--- START ---

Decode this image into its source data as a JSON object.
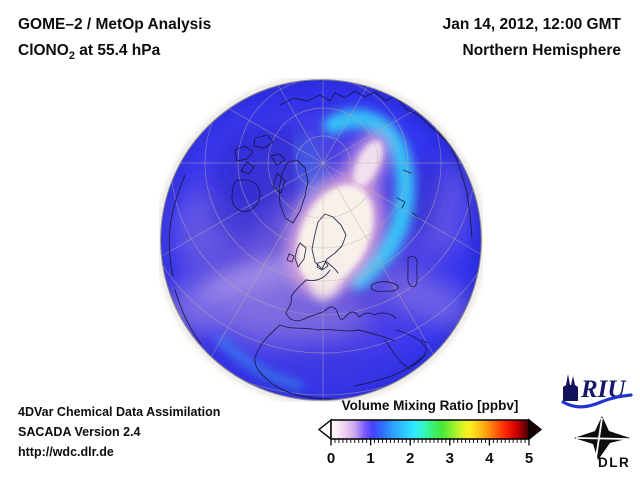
{
  "header": {
    "title_line1": "GOME–2 / MetOp Analysis",
    "species": "ClONO",
    "species_sub": "2",
    "level_suffix": " at 55.4 hPa",
    "datetime": "Jan 14, 2012, 12:00 GMT",
    "hemisphere": "Northern Hemisphere"
  },
  "footer": {
    "line1": "4DVar Chemical Data Assimilation",
    "line2": "SACADA Version 2.4",
    "line3": "http://wdc.dlr.de"
  },
  "colorbar": {
    "title": "Volume Mixing Ratio [ppbv]",
    "min": 0,
    "max": 5,
    "tick_labels": [
      "0",
      "1",
      "2",
      "3",
      "4",
      "5"
    ],
    "minor_ticks_per_unit": 10,
    "gradient_stops": [
      [
        0.0,
        "#ffffff"
      ],
      [
        0.04,
        "#f7e8f3"
      ],
      [
        0.08,
        "#ecc6ec"
      ],
      [
        0.12,
        "#c9a8f0"
      ],
      [
        0.17,
        "#7a5cff"
      ],
      [
        0.21,
        "#4840ff"
      ],
      [
        0.26,
        "#2e6eff"
      ],
      [
        0.31,
        "#2f9dff"
      ],
      [
        0.37,
        "#2fc8ff"
      ],
      [
        0.42,
        "#2eeaff"
      ],
      [
        0.47,
        "#35f5c0"
      ],
      [
        0.52,
        "#3cf06a"
      ],
      [
        0.56,
        "#45e83c"
      ],
      [
        0.61,
        "#8cee2e"
      ],
      [
        0.66,
        "#d8f426"
      ],
      [
        0.7,
        "#fff020"
      ],
      [
        0.75,
        "#ffc214"
      ],
      [
        0.8,
        "#ff8c0e"
      ],
      [
        0.85,
        "#ff4a08"
      ],
      [
        0.89,
        "#f81e04"
      ],
      [
        0.93,
        "#d80000"
      ],
      [
        0.96,
        "#9c0000"
      ],
      [
        1.0,
        "#3a0000"
      ]
    ],
    "below_range_color": "#ffffff",
    "above_range_color": "#1c0000"
  },
  "globe": {
    "view": "Northern Hemisphere orthographic globe, pole near upper center, Europe and Africa at bottom",
    "field": "ClONO2 volume mixing ratio at 55.4 hPa",
    "low_region_note": "near-zero (white/pink) cells over Scandinavia and the Barents Sea surrounded by a cyan band",
    "colors": {
      "base_blue": "#3334ee",
      "violet_center": "#6e5dd6",
      "lavender_band": "#a08ae4",
      "cyan_band": "#35cdf8",
      "low_white": "#f8f1ea",
      "pink_fringe": "#e3aadf",
      "coastline": "#16163a",
      "graticule": "#b9b0a4"
    }
  },
  "logos": {
    "riu_text": "RIU",
    "dlr_text": "DLR"
  }
}
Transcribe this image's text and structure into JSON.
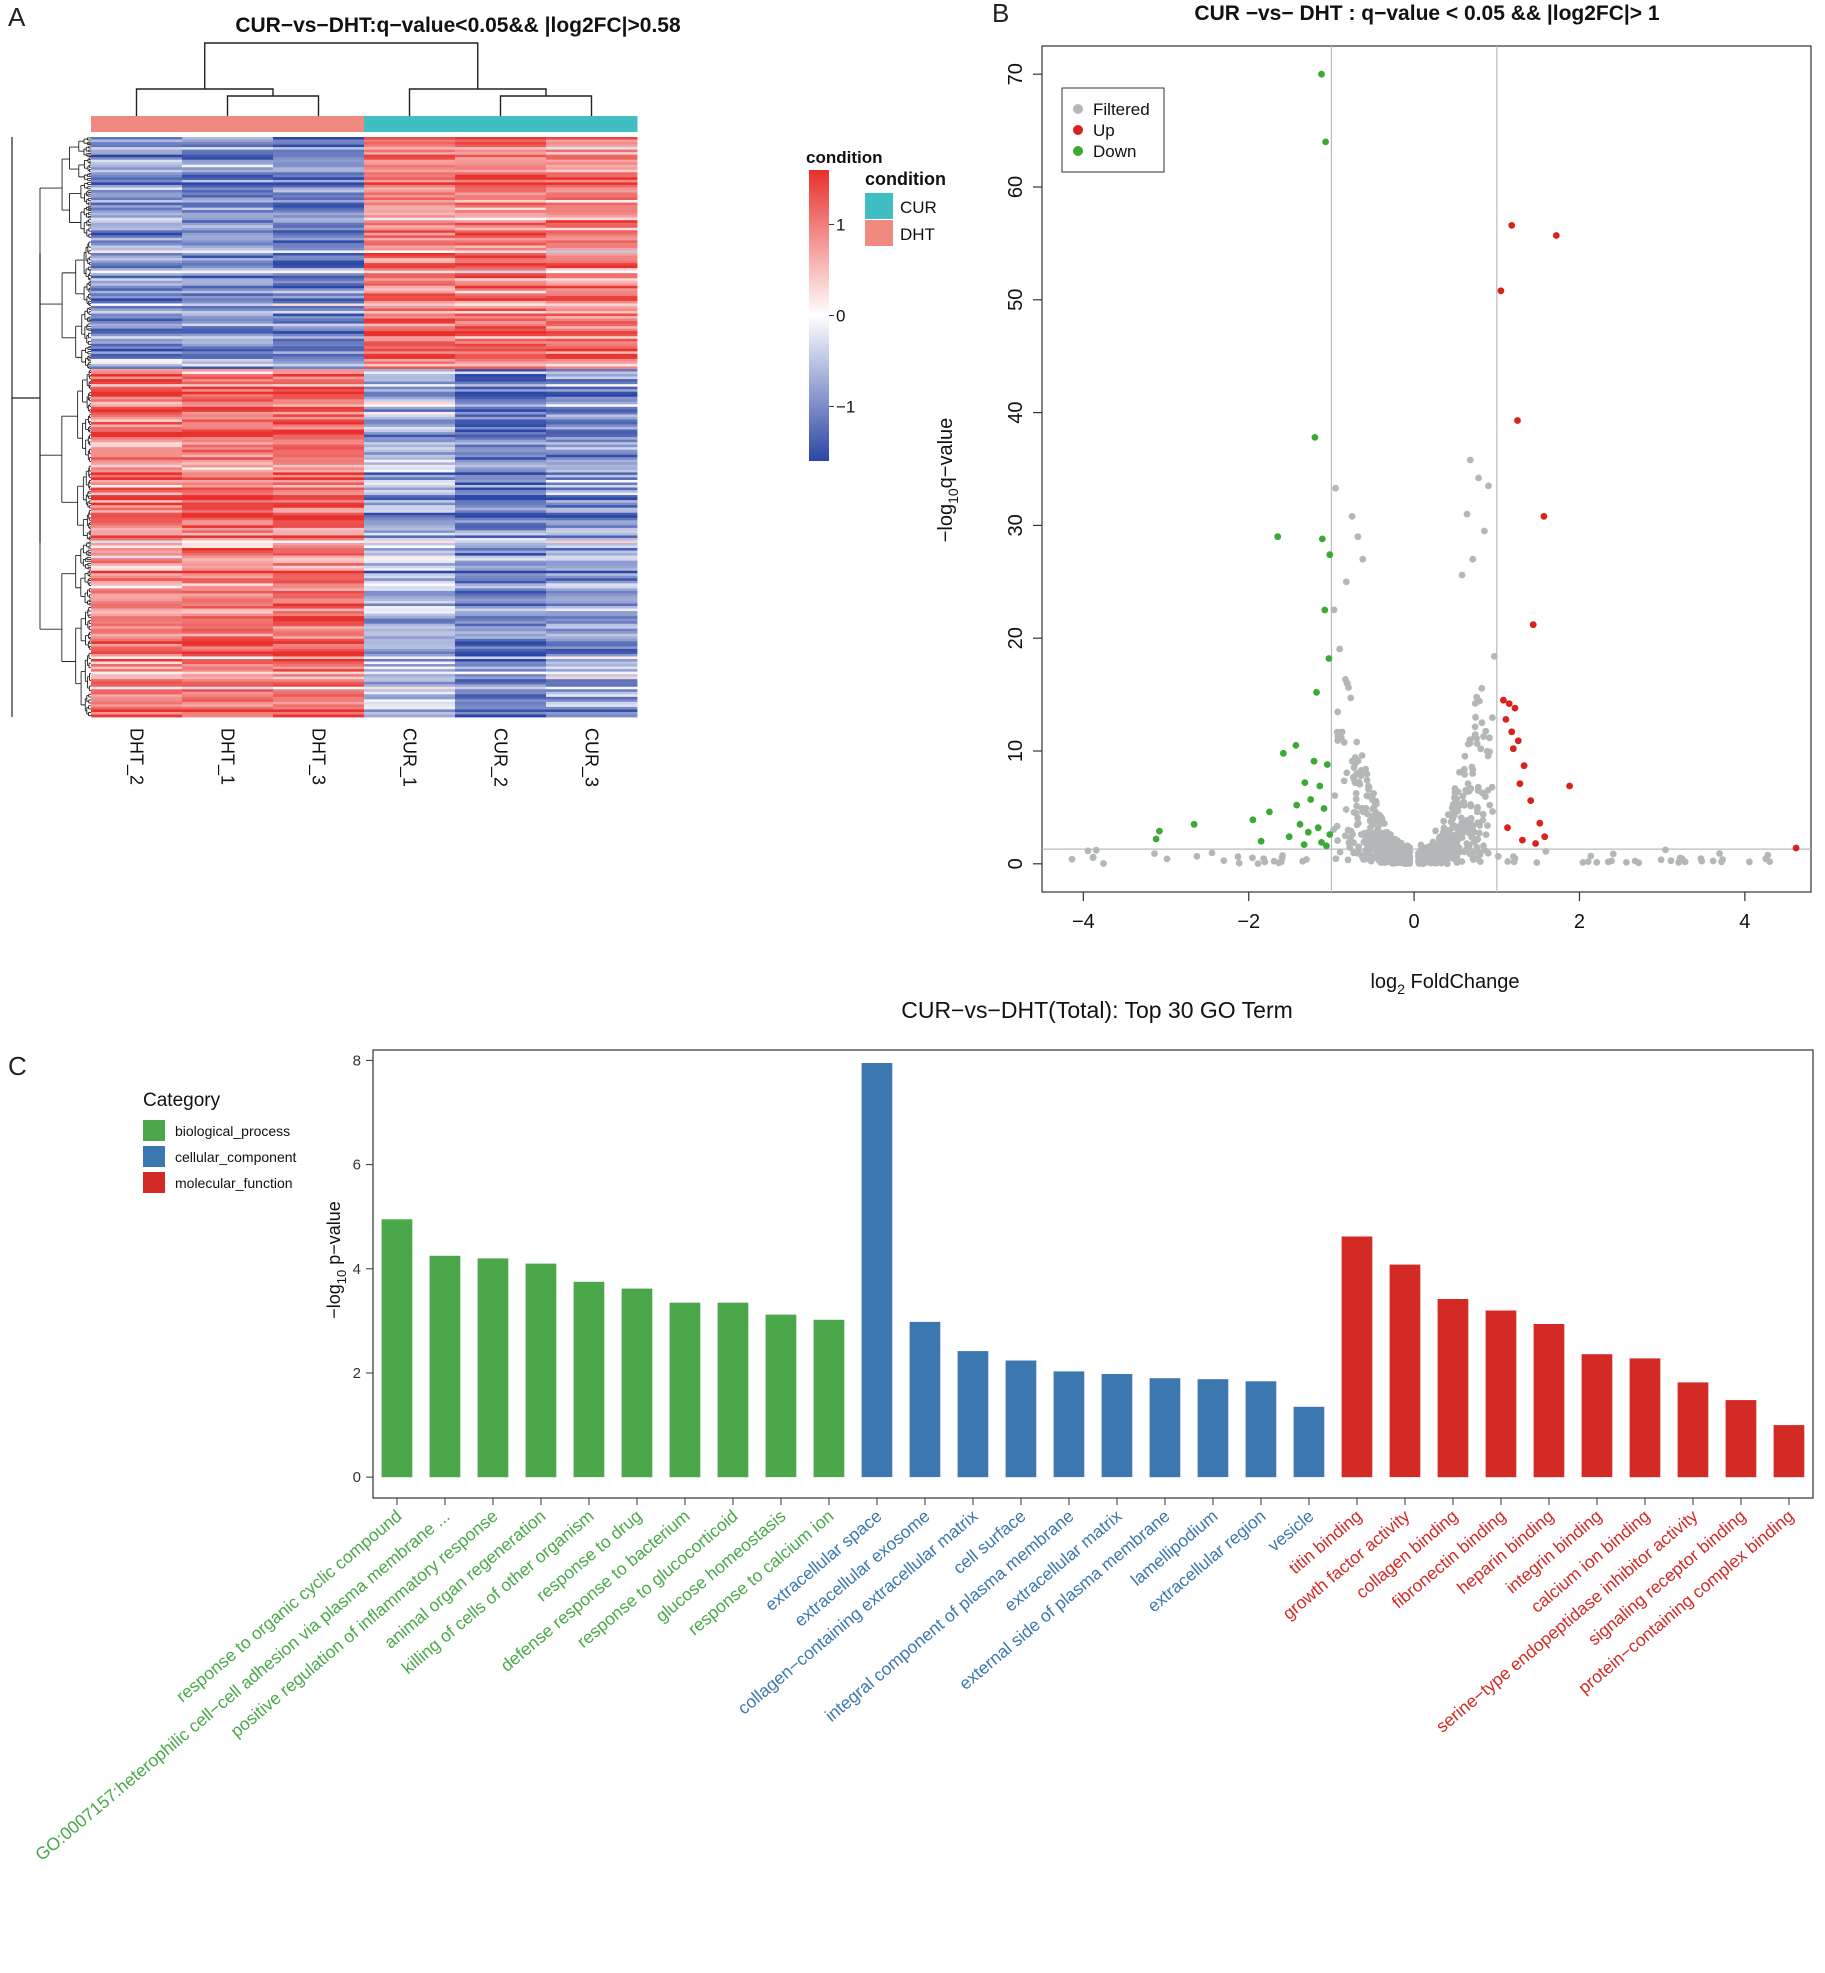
{
  "panels": {
    "A": "A",
    "B": "B",
    "C": "C"
  },
  "colors": {
    "dht": "#f08a80",
    "cur": "#3fbfc4",
    "heat_high": "#e8302c",
    "heat_mid": "#ffffff",
    "heat_low": "#2b46a6",
    "filtered": "#b3b7b8",
    "up": "#d9221c",
    "down": "#3aaa35",
    "biological_process": "#4aa84a",
    "cellular_component": "#3b78b0",
    "molecular_function": "#d32a25"
  },
  "chart_data": [
    {
      "type": "heatmap",
      "title": "CUR−vs−DHT:q−value<0.05&& |log2FC|>0.58",
      "columns": [
        "DHT_2",
        "DHT_1",
        "DHT_3",
        "CUR_1",
        "CUR_2",
        "CUR_3"
      ],
      "column_conditions": [
        "DHT",
        "DHT",
        "DHT",
        "CUR",
        "CUR",
        "CUR"
      ],
      "condition_bar_label": "condition",
      "legend": {
        "title": "condition",
        "entries": [
          "CUR",
          "DHT"
        ]
      },
      "color_scale": {
        "ticks": [
          1,
          0,
          -1
        ],
        "tick_labels": [
          "1",
          "0",
          "−1"
        ],
        "range": [
          -1.6,
          1.6
        ]
      },
      "row_clusters": [
        {
          "name": "up_in_CUR",
          "row_fraction": 0.4,
          "mean_values": [
            -0.9,
            -0.95,
            -1.05,
            1.0,
            1.05,
            0.95
          ]
        },
        {
          "name": "down_in_CUR",
          "row_fraction": 0.6,
          "mean_values": [
            0.95,
            1.05,
            1.1,
            -0.6,
            -1.1,
            -0.85
          ]
        }
      ]
    },
    {
      "type": "scatter",
      "title": "CUR −vs− DHT : q−value < 0.05 && |log2FC|> 1",
      "xlabel_main": "log",
      "xlabel_sub": "2",
      "xlabel_rest": " FoldChange",
      "ylabel_main": "−log",
      "ylabel_sub": "10",
      "ylabel_rest": "q−value",
      "xlim": [
        -4.5,
        4.8
      ],
      "ylim": [
        -2.5,
        72.5
      ],
      "xticks": [
        -4,
        -2,
        0,
        2,
        4
      ],
      "xtick_labels": [
        "−4",
        "−2",
        "0",
        "2",
        "4"
      ],
      "yticks": [
        0,
        10,
        20,
        30,
        40,
        50,
        60,
        70
      ],
      "ytick_labels": [
        "0",
        "10",
        "20",
        "30",
        "40",
        "50",
        "60",
        "70"
      ],
      "vlines": [
        -1,
        1
      ],
      "hline": 1.3,
      "legend": [
        "Filtered",
        "Up",
        "Down"
      ],
      "up_points": [
        [
          1.18,
          56.6
        ],
        [
          1.72,
          55.7
        ],
        [
          1.05,
          50.8
        ],
        [
          1.25,
          39.3
        ],
        [
          1.57,
          30.8
        ],
        [
          1.44,
          21.2
        ],
        [
          1.88,
          6.9
        ],
        [
          1.08,
          14.5
        ],
        [
          1.15,
          14.2
        ],
        [
          1.22,
          13.8
        ],
        [
          1.11,
          12.8
        ],
        [
          1.18,
          11.7
        ],
        [
          1.26,
          10.9
        ],
        [
          1.2,
          10.2
        ],
        [
          1.33,
          8.7
        ],
        [
          1.28,
          7.1
        ],
        [
          1.41,
          5.6
        ],
        [
          1.52,
          3.6
        ],
        [
          1.31,
          2.1
        ],
        [
          1.47,
          1.8
        ],
        [
          1.13,
          3.2
        ],
        [
          1.58,
          2.4
        ],
        [
          4.62,
          1.4
        ]
      ],
      "down_points": [
        [
          -1.12,
          70.0
        ],
        [
          -1.07,
          64.0
        ],
        [
          -1.2,
          37.8
        ],
        [
          -1.65,
          29.0
        ],
        [
          -1.11,
          28.8
        ],
        [
          -1.02,
          27.4
        ],
        [
          -1.08,
          22.5
        ],
        [
          -1.03,
          18.2
        ],
        [
          -1.18,
          15.2
        ],
        [
          -1.43,
          10.5
        ],
        [
          -1.58,
          9.8
        ],
        [
          -1.21,
          9.1
        ],
        [
          -1.05,
          8.8
        ],
        [
          -1.32,
          7.2
        ],
        [
          -1.14,
          6.9
        ],
        [
          -1.25,
          5.7
        ],
        [
          -1.42,
          5.2
        ],
        [
          -1.09,
          4.9
        ],
        [
          -1.75,
          4.6
        ],
        [
          -1.95,
          3.9
        ],
        [
          -1.38,
          3.5
        ],
        [
          -1.16,
          3.2
        ],
        [
          -1.28,
          2.8
        ],
        [
          -1.02,
          2.6
        ],
        [
          -1.51,
          2.4
        ],
        [
          -1.85,
          2.0
        ],
        [
          -1.12,
          1.9
        ],
        [
          -1.33,
          1.7
        ],
        [
          -1.06,
          1.6
        ],
        [
          -3.08,
          2.9
        ],
        [
          -3.12,
          2.2
        ],
        [
          -2.66,
          3.5
        ]
      ],
      "filtered_extremes": [
        [
          -0.95,
          33.3
        ],
        [
          -0.75,
          30.8
        ],
        [
          -0.68,
          29.0
        ],
        [
          -0.62,
          27.0
        ],
        [
          -0.82,
          25.0
        ],
        [
          0.68,
          35.8
        ],
        [
          0.78,
          34.2
        ],
        [
          0.9,
          33.5
        ],
        [
          0.64,
          31.0
        ],
        [
          0.85,
          29.5
        ],
        [
          0.71,
          27.0
        ],
        [
          0.58,
          25.6
        ]
      ]
    },
    {
      "type": "bar",
      "title": "CUR−vs−DHT(Total): Top 30 GO Term",
      "ylabel_main": "−log",
      "ylabel_sub": "10",
      "ylabel_rest": " p−value",
      "ylim": [
        -0.4,
        8.2
      ],
      "yticks": [
        0,
        2,
        4,
        6,
        8
      ],
      "ytick_labels": [
        "0",
        "2",
        "4",
        "6",
        "8"
      ],
      "legend_title": "Category",
      "legend": [
        "biological_process",
        "cellular_component",
        "molecular_function"
      ],
      "categories": [
        "response to organic cyclic compound",
        "GO:0007157:heterophilic cell−cell adhesion via plasma membrane ...",
        "positive regulation of inflammatory response",
        "animal organ regeneration",
        "killing of cells of other organism",
        "response to drug",
        "defense response to bacterium",
        "response to glucocorticoid",
        "glucose homeostasis",
        "response to calcium ion",
        "extracellular space",
        "extracellular exosome",
        "collagen−containing extracellular matrix",
        "cell surface",
        "integral component of plasma membrane",
        "extracellular matrix",
        "external side of plasma membrane",
        "lamellipodium",
        "extracellular region",
        "vesicle",
        "titin binding",
        "growth factor activity",
        "collagen binding",
        "fibronectin binding",
        "heparin binding",
        "integrin binding",
        "calcium ion binding",
        "serine−type endopeptidase inhibitor activity",
        "signaling receptor binding",
        "protein−containing complex binding"
      ],
      "groups": [
        "biological_process",
        "biological_process",
        "biological_process",
        "biological_process",
        "biological_process",
        "biological_process",
        "biological_process",
        "biological_process",
        "biological_process",
        "biological_process",
        "cellular_component",
        "cellular_component",
        "cellular_component",
        "cellular_component",
        "cellular_component",
        "cellular_component",
        "cellular_component",
        "cellular_component",
        "cellular_component",
        "cellular_component",
        "molecular_function",
        "molecular_function",
        "molecular_function",
        "molecular_function",
        "molecular_function",
        "molecular_function",
        "molecular_function",
        "molecular_function",
        "molecular_function",
        "molecular_function"
      ],
      "values": [
        4.95,
        4.25,
        4.2,
        4.1,
        3.75,
        3.62,
        3.35,
        3.35,
        3.12,
        3.02,
        7.95,
        2.98,
        2.42,
        2.24,
        2.03,
        1.98,
        1.9,
        1.88,
        1.84,
        1.35,
        4.62,
        4.08,
        3.42,
        3.2,
        2.94,
        2.36,
        2.28,
        1.82,
        1.48,
        1.0
      ]
    }
  ]
}
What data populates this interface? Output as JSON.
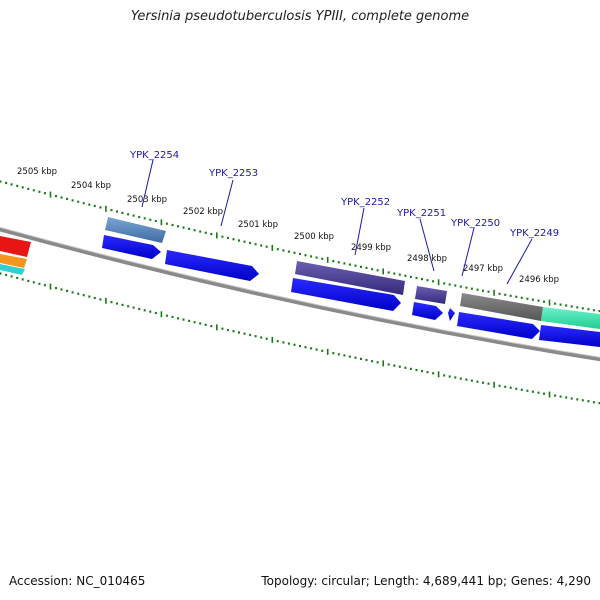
{
  "title": "Yersinia pseudotuberculosis YPIII, complete genome",
  "footer": {
    "accession": "Accession: NC_010465",
    "summary": "Topology: circular; Length: 4,689,441 bp; Genes: 4,290"
  },
  "kbp_labels": [
    "2505 kbp",
    "2504 kbp",
    "2503 kbp",
    "2502 kbp",
    "2501 kbp",
    "2500 kbp",
    "2499 kbp",
    "2498 kbp",
    "2497 kbp",
    "2496 kbp"
  ],
  "gene_labels": [
    "YPK_2254",
    "YPK_2253",
    "YPK_2252",
    "YPK_2251",
    "YPK_2250",
    "YPK_2249"
  ],
  "colors": {
    "backbone": "#8a8a8a",
    "tick": "#1a7a1a",
    "cds": "#1010ee",
    "label": "#1a1aa8"
  }
}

--- END ---

§ **TASK BRIEF**
Filter the data above down to lines with the word "activity", and copy them.

§ **ANSWER TO THIS EXERCISE**
        "growth factor activity",
        "serine−type endopeptidase inhibitor activity",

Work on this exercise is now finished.